[YOUR OBJECTIVE]:
Extract the records below word for word and ignore the images.

------------------------------

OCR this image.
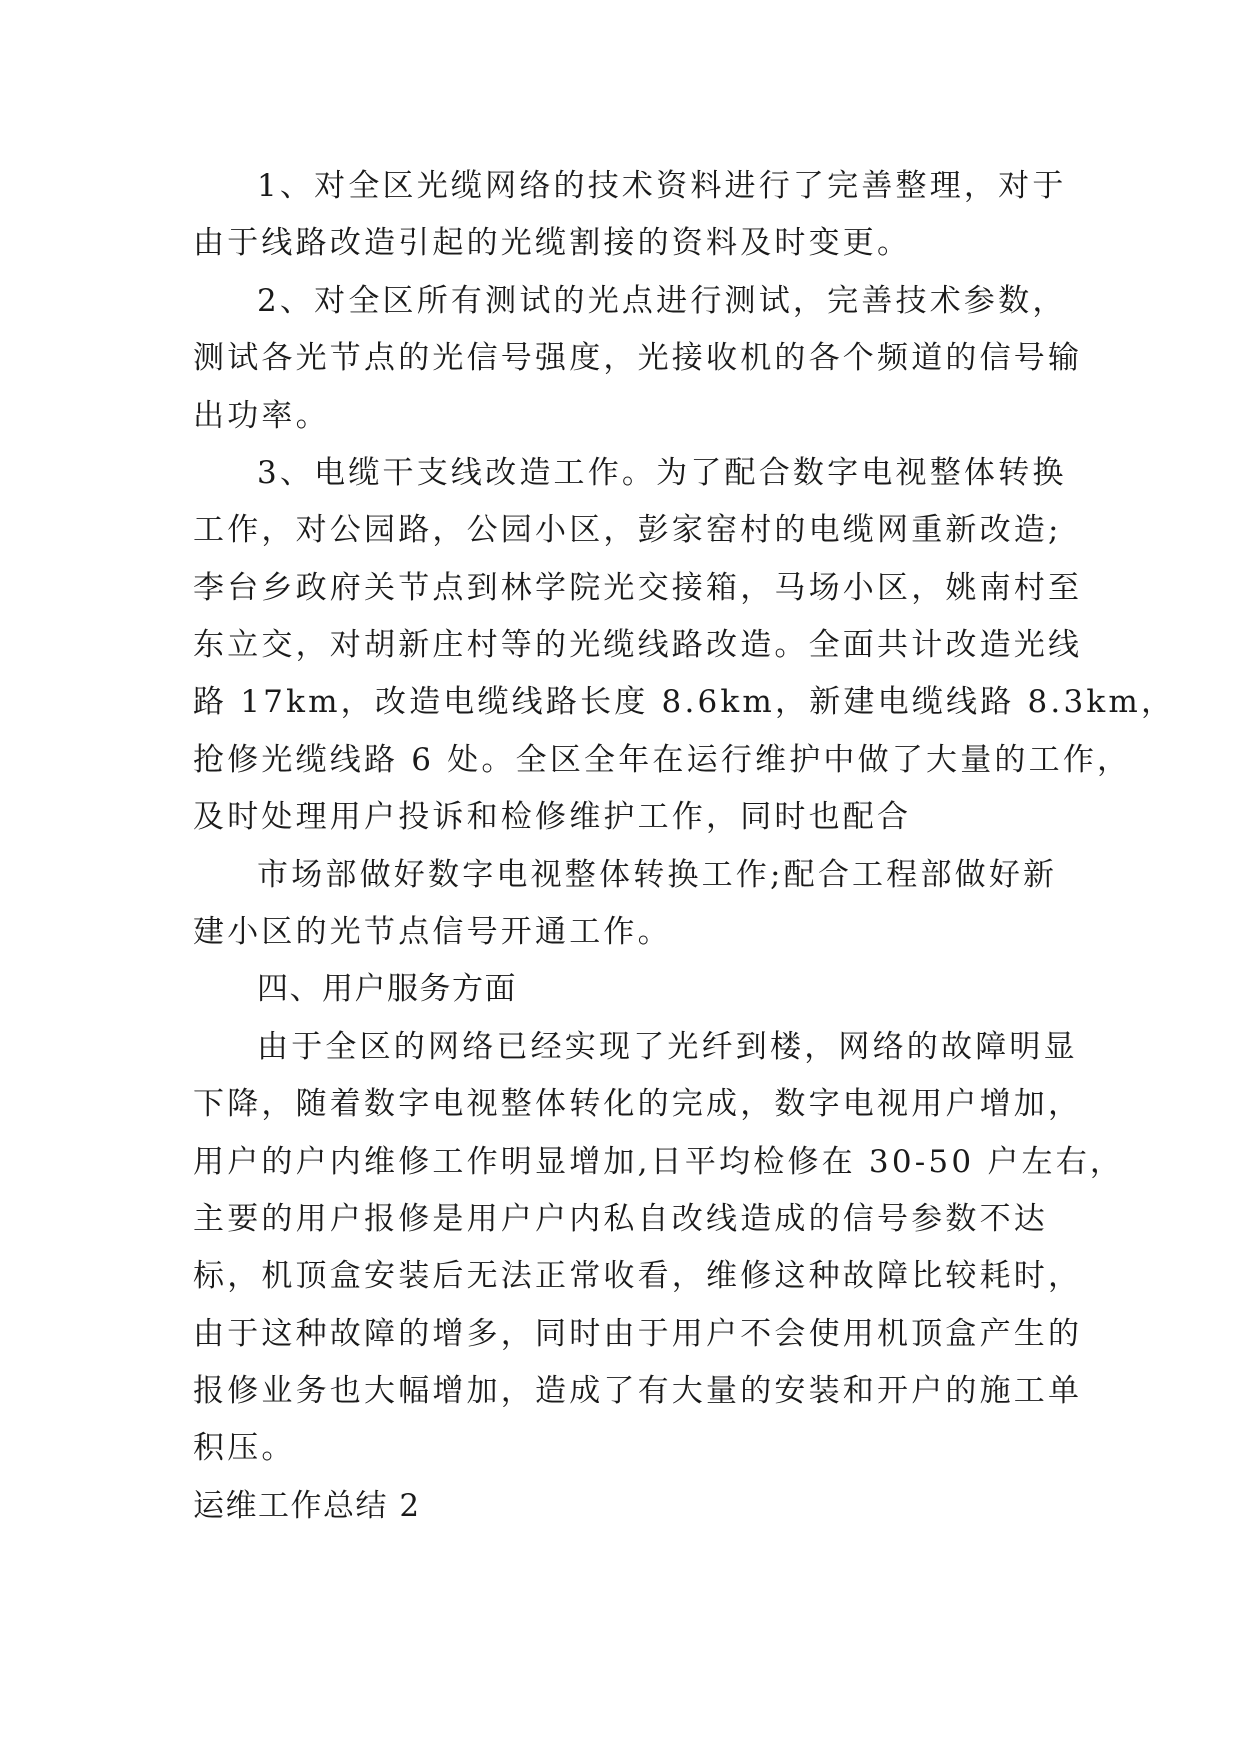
1、对全区光缆网络的技术资料进行了完善整理，对于
由于线路改造引起的光缆割接的资料及时变更。
2、对全区所有测试的光点进行测试，完善技术参数，
测试各光节点的光信号强度，光接收机的各个频道的信号输
出功率。
3、电缆干支线改造工作。为了配合数字电视整体转换
工作，对公园路，公园小区，彭家窑村的电缆网重新改造;
李台乡政府关节点到林学院光交接箱，马场小区，姚南村至
东立交，对胡新庄村等的光缆线路改造。全面共计改造光线
路 17km，改造电缆线路长度 8.6km，新建电缆线路 8.3km，
抢修光缆线路 6 处。全区全年在运行维护中做了大量的工作，
及时处理用户投诉和检修维护工作，同时也配合
市场部做好数字电视整体转换工作;配合工程部做好新
建小区的光节点信号开通工作。
四、用户服务方面
由于全区的网络已经实现了光纤到楼，网络的故障明显
下降，随着数字电视整体转化的完成，数字电视用户增加，
用户的户内维修工作明显增加,日平均检修在 30-50 户左右，
主要的用户报修是用户户内私自改线造成的信号参数不达
标，机顶盒安装后无法正常收看，维修这种故障比较耗时，
由于这种故障的增多，同时由于用户不会使用机顶盒产生的
报修业务也大幅增加，造成了有大量的安装和开户的施工单
积压。
运维工作总结 2
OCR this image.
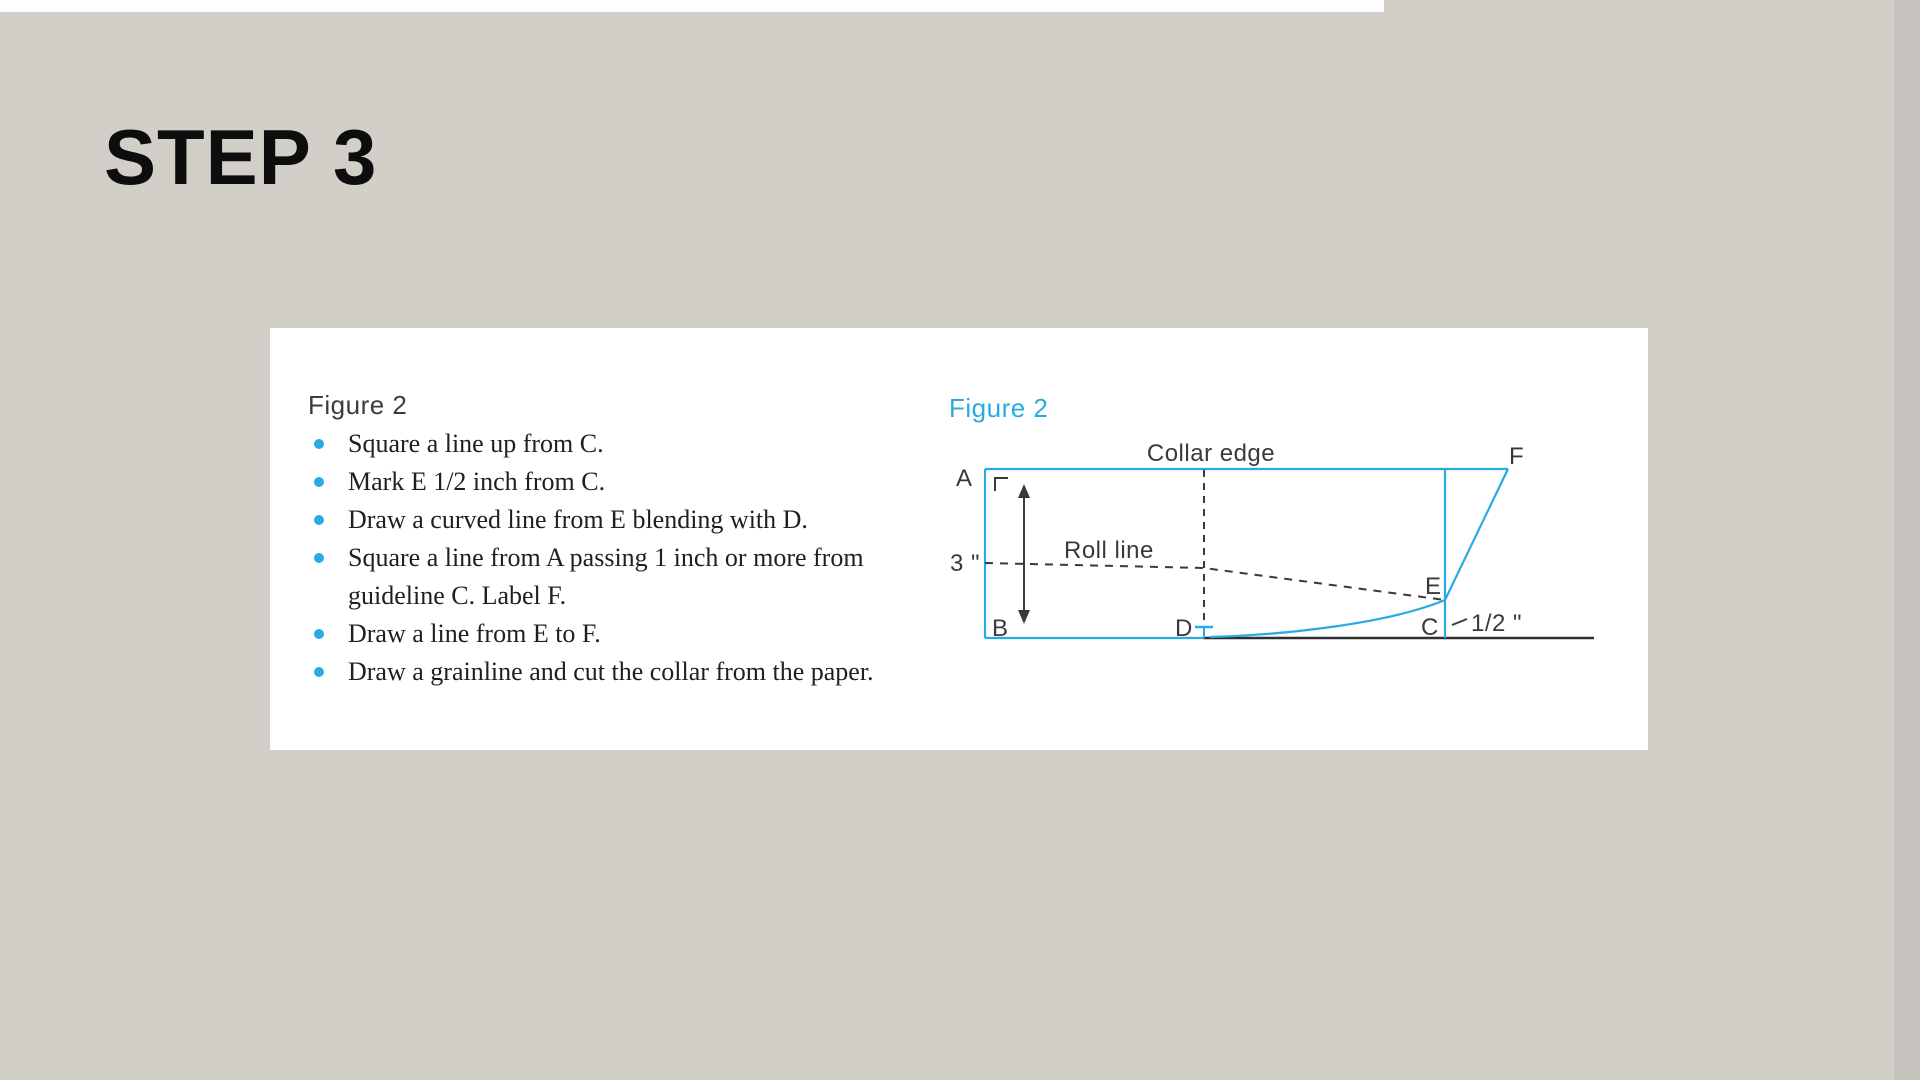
STEP 3
Figure 2
Square a line up from C.
Mark E 1/2 inch from C.
Draw a curved line from E blending with D.
Square a line from A passing 1 inch or more from
guideline C. Label F.
Draw a line from E to F.
Draw a grainline and cut the collar from the paper.
Figure 2
Collar edge
Roll line
A
B	D	C
E
F
3 "
1/2 "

------------------------------

[REPLY]:
OCR this image.
1、对全区光缆网络的技术资料进行了完善整理，对于
由于线路改造引起的光缆割接的资料及时变更。
2、对全区所有测试的光点进行测试，完善技术参数，
测试各光节点的光信号强度，光接收机的各个频道的信号输
出功率。
3、电缆干支线改造工作。为了配合数字电视整体转换
工作，对公园路，公园小区，彭家窑村的电缆网重新改造;
李台乡政府关节点到林学院光交接箱，马场小区，姚南村至
东立交，对胡新庄村等的光缆线路改造。全面共计改造光线
路 17km，改造电缆线路长度 8.6km，新建电缆线路 8.3km，
抢修光缆线路 6 处。全区全年在运行维护中做了大量的工作，
及时处理用户投诉和检修维护工作，同时也配合
市场部做好数字电视整体转换工作;配合工程部做好新
建小区的光节点信号开通工作。
四、用户服务方面
由于全区的网络已经实现了光纤到楼，网络的故障明显
下降，随着数字电视整体转化的完成，数字电视用户增加，
用户的户内维修工作明显增加,日平均检修在 30-50 户左右，
主要的用户报修是用户户内私自改线造成的信号参数不达
标，机顶盒安装后无法正常收看，维修这种故障比较耗时，
由于这种故障的增多，同时由于用户不会使用机顶盒产生的
报修业务也大幅增加，造成了有大量的安装和开户的施工单
积压。
运维工作总结 2
OCR this image.
STEP 3
Figure 2
Square a line up from C.
Mark E 1/2 inch from C.
Draw a curved line from E blending with D.
Square a line from A passing 1 inch or more from
guideline C. Label F.
Draw a line from E to F.
Draw a grainline and cut the collar from the paper.
Figure 2
Collar edge
Roll line
A
B	D	C
E
F
3 "
1/2 "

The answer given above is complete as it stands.